### AIM
Below are records. Copy every line with "Please" in it.

### MATERIAL

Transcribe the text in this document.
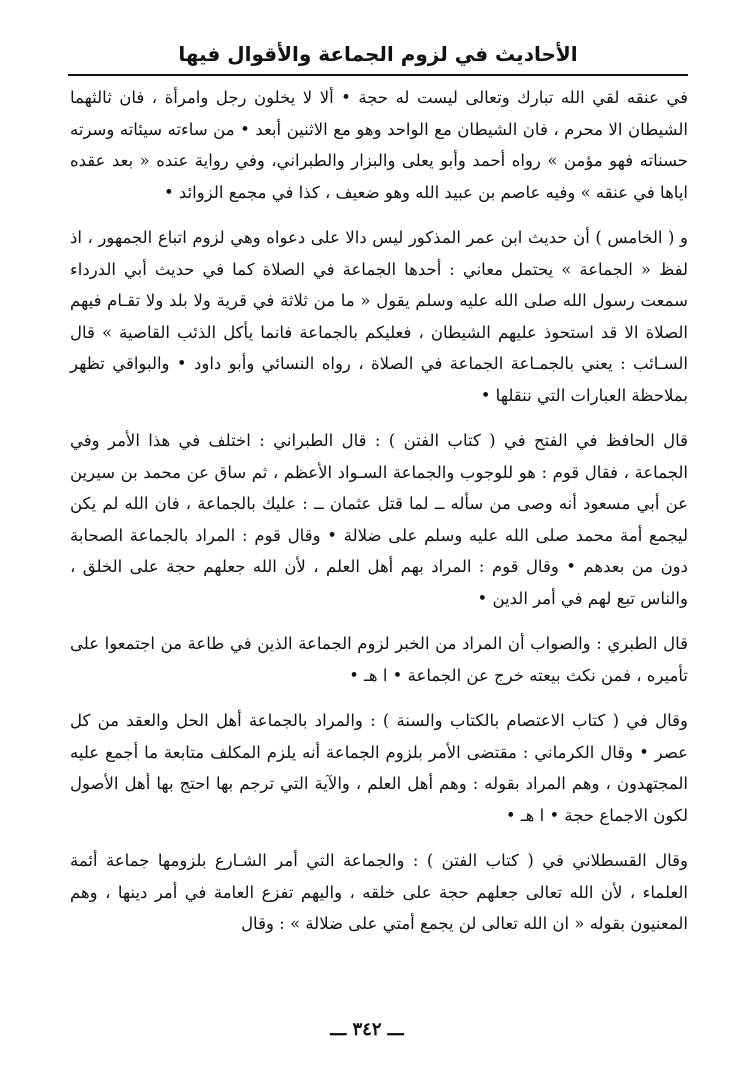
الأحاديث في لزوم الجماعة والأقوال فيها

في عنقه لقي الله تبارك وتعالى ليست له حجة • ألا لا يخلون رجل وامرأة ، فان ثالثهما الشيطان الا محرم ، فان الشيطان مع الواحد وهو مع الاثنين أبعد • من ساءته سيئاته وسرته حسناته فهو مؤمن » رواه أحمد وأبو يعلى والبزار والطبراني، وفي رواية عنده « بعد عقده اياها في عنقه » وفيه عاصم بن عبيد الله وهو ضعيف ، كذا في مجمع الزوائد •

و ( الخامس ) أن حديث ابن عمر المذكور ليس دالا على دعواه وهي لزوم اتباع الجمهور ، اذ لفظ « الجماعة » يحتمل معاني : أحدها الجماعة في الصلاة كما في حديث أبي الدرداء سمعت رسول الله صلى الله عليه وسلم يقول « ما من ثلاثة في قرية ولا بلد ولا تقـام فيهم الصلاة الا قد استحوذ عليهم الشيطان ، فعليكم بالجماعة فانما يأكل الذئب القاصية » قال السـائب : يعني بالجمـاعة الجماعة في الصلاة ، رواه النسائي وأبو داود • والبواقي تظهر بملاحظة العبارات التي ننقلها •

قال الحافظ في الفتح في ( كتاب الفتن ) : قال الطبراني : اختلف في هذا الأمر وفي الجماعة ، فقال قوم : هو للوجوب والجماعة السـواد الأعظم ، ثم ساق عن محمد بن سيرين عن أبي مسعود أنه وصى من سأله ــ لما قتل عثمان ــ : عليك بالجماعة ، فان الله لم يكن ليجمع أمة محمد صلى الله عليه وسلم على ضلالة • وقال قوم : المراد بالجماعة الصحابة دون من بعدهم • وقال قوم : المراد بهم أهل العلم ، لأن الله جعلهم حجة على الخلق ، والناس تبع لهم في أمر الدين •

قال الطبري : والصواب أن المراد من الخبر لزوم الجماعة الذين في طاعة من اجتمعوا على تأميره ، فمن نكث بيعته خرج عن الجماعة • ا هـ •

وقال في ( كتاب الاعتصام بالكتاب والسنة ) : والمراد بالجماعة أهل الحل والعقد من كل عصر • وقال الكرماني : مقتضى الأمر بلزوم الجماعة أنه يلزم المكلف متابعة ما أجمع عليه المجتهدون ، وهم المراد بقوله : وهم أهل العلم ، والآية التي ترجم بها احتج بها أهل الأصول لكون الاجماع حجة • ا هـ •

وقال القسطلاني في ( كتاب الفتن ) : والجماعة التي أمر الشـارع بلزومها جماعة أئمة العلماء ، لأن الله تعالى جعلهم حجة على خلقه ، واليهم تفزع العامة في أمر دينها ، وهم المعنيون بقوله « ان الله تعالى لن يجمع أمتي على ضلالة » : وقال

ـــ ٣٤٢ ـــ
==
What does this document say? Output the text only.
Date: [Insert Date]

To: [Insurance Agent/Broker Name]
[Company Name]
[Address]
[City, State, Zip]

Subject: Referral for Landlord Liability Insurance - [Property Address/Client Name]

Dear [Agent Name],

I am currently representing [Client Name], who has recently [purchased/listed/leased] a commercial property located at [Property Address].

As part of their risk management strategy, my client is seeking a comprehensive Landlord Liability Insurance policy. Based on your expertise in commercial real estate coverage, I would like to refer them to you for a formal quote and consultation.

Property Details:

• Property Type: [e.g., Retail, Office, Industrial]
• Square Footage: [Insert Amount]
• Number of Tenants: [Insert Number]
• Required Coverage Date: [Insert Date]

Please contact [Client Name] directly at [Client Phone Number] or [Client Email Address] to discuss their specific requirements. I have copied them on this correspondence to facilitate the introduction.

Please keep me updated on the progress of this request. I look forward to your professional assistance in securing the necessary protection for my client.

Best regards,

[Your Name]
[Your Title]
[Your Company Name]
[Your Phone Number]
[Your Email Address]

### ANSWER TO THIS PROBLEM
Please contact [Client Name] directly at [Client Phone Number] or [Client Email Address] to discuss their specific requirements. I have copied them on this correspondence to facilitate the introduction.
Please keep me updated on the progress of this request. I look forward to your professional assistance in securing the necessary protection for my client.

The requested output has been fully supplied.